╔══
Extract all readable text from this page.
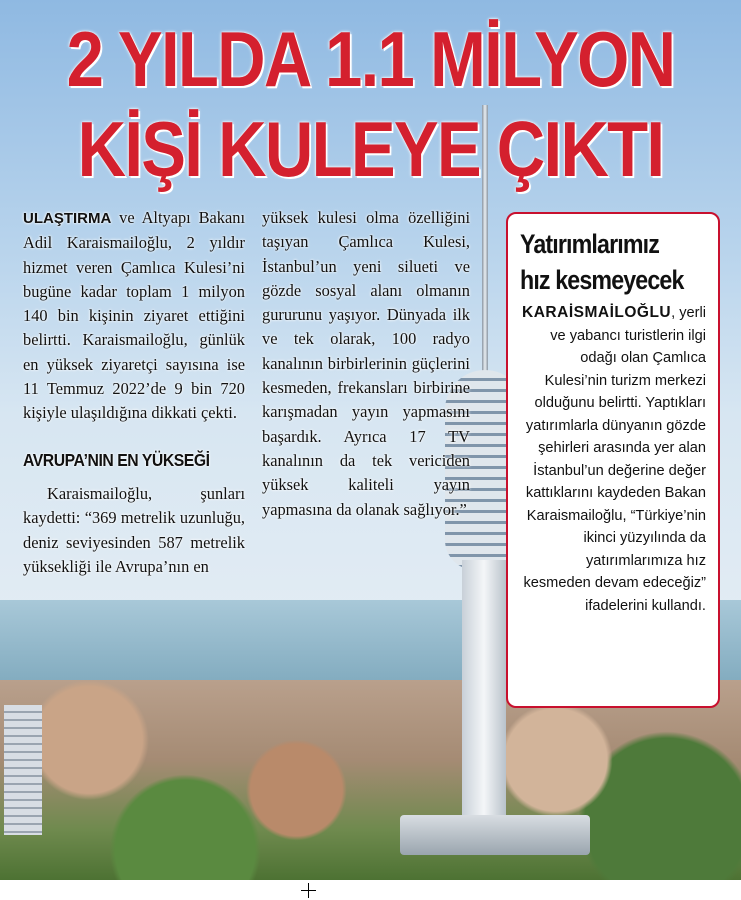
2 YILDA 1.1 MİLYON
KİŞİ KULEYE ÇIKTI

ULAŞTIRMA ve Altyapı Bakanı Adil Karaismailoğlu, 2 yıldır hizmet veren Çamlıca Kulesi’ni bugüne kadar toplam 1 milyon 140 bin kişinin ziyaret ettiğini belirtti. Karaismailoğlu, günlük en yüksek ziyaretçi sayısına ise 11 Temmuz 2022’de 9 bin 720 kişiyle ulaşıldığına dikkati çekti.

AVRUPA’NIN EN YÜKSEĞİ

Karaismailoğlu, şunları kaydetti: “369 metrelik uzunluğu, deniz seviyesinden 587 metrelik yüksekliği ile Avrupa’nın en

yüksek kulesi olma özelliğini taşıyan Çamlıca Kulesi, İstanbul’un yeni silueti ve gözde sosyal alanı olmanın gururunu yaşıyor. Dünyada ilk ve tek olarak, 100 radyo kanalının birbirlerinin güçlerini kesmeden, frekansları birbirine karışmadan yayın yapmasını başardık. Ayrıca 17 TV kanalının da tek vericiden yüksek kaliteli yayın yapmasına da olanak sağlıyor.”

Yatırımlarımız
hız kesmeyecek
KARAİSMAİLOĞLU, yerli ve yabancı turistlerin ilgi odağı olan Çamlıca Kulesi’nin turizm merkezi olduğunu belirtti. Yaptıkları yatırımlarla dünyanın gözde şehirleri arasında yer alan İstanbul’un değerine değer kattıklarını kaydeden Bakan Karaismailoğlu, “Türkiye’nin ikinci yüzyılında da yatırımlarımıza hız kesmeden devam edeceğiz” ifadelerini kullandı.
╚══
What is needed ▸ Find how many lines hold the string "Karaismailoğlu", and state that number alone.

Result of the task ▸ 3